* _TEKS YANG DITAMPILKAN_:
::::
Oleh: Budhy Nurgianto*
PERBAHASAN dalam dua minggu terakhir mengenai rencana proyek pembangunan Jalan Trans Kie Raha yang merupakan proyek ambisius Gubernur Maluku Utara Sherly Tjoanda terlihat semakin tajam dan panas. Saya melihat perdebatan itu melahirkan dua pandangan berbeda, ada yang setuju dan membela serta menganggap proyek “cerdas’, tapi tidak sedikit pula yang menganggap proyek ini membazir. Saya mengamati dan menikmati betul perdebatan dua gagasan itu.
Kondisi itu menandakan bila dialektika terkait isu-isu publik di Maluku Utara
masih benar-benar terjaga. Lebih menggembirakan lagi adalah diskursus
mengenai Maluku Utara tidak dituntun semata-mata berbicara tentang siapa dan bagaimana memimpin daerah ini, tetapi tentang bagaimana sebaiknya
membangun Maluku Utara. Tentunya pendekatan gagasan dan pikiran kritis
menjadi dasarnya. Itulah kenapa saya sangat senang melihat benturan dua poros pikiran soal proyek jalan trans kieraha. Memang sudah sepatutnya pikiran dibalas dengan pikiran, gagasan dibalas dengan gagasan.
Secara pribadi saya mempunyai keyakinan, bahwasannya merawat intelektualitas antar warga merupakan jalan baik membangun peradaban yang lebih maju, dapat membantu memberikan solusi terhadap tantangan yang dihadapi, bahwa setiap
Provinsi, terlepas dari ukuran dan kekayaannya, dapat berkembang secara
signifikan dalam dua atau tiga tahun tidak lepas dengan pikiran warganya.
Pandangan dari warga menjadi penanda, bahwa daerah tersebut dapat maju tidak
lepas dari pikiran warganya.
::::
* _CUPLIKAN SUMBER_:
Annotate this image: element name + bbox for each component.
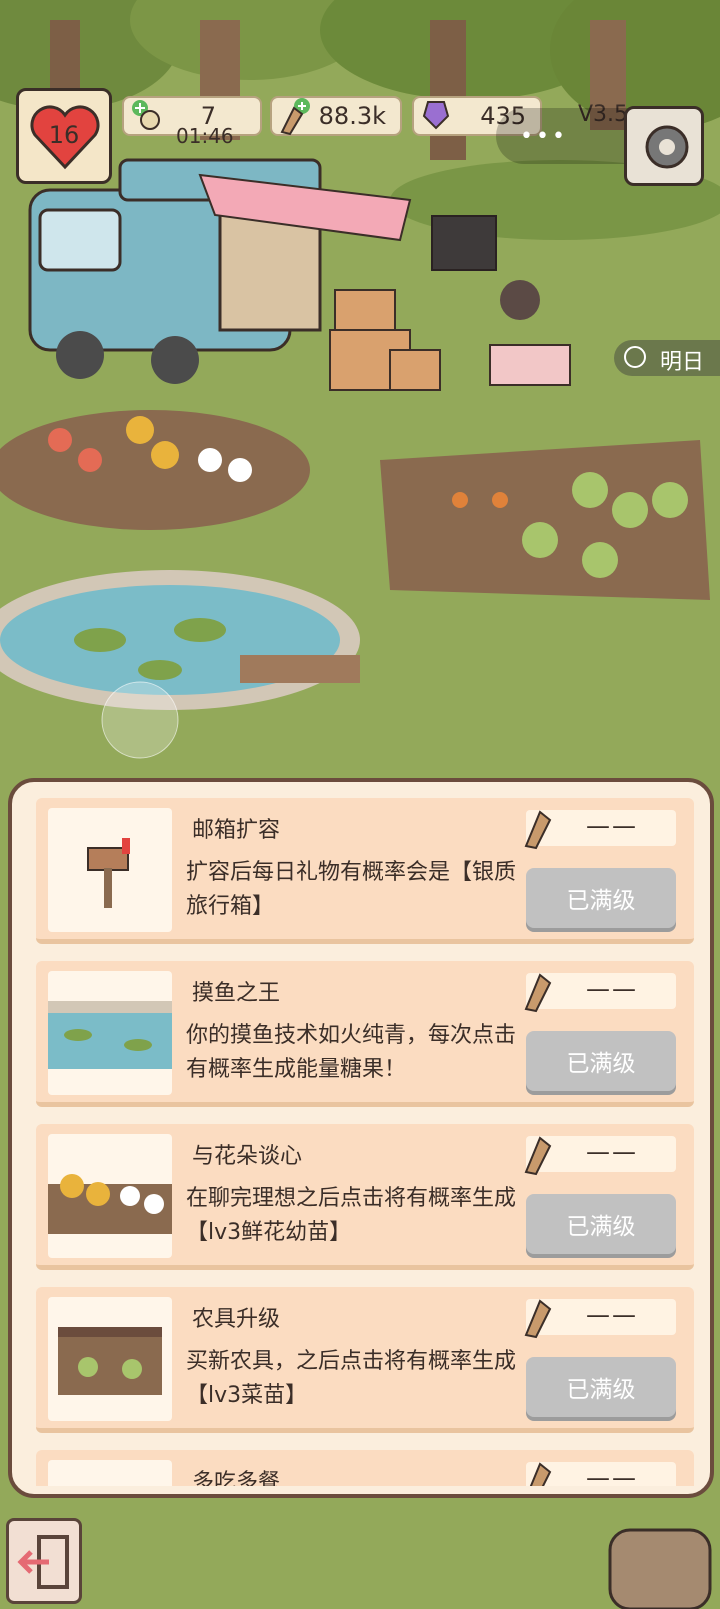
::::
Bisakah Anda menulis ulang teks tentang Jalan Trans Kie Raha dari "Oleh: Budhy Nurgianto*" sampai dengan "dua gagasan itu.", dengan mengganti "perdebatan" menjadi "polemik"? Data di atas adalah bahan tersendiri yang tidak berkaitan dengan teks tentang Jalan Trans Kie Raha.

Oleh: Budhy Nurgianto*
PERBAHASAN dalam dua minggu terakhir mengenai rencana proyek pembangunan Jalan Trans Kie Raha yang merupakan proyek ambisius Gubernur Maluku Utara Sherly Tjoanda terlihat semakin tajam dan panas. Saya melihat polemik itu melahirkan dua pandangan berbeda, ada yang setuju dan membela serta menganggap proyek “cerdas’, tapi tidak sedikit pula yang menganggap proyek ini membazir. Saya mengamati dan menikmati betul polemik dua gagasan itu.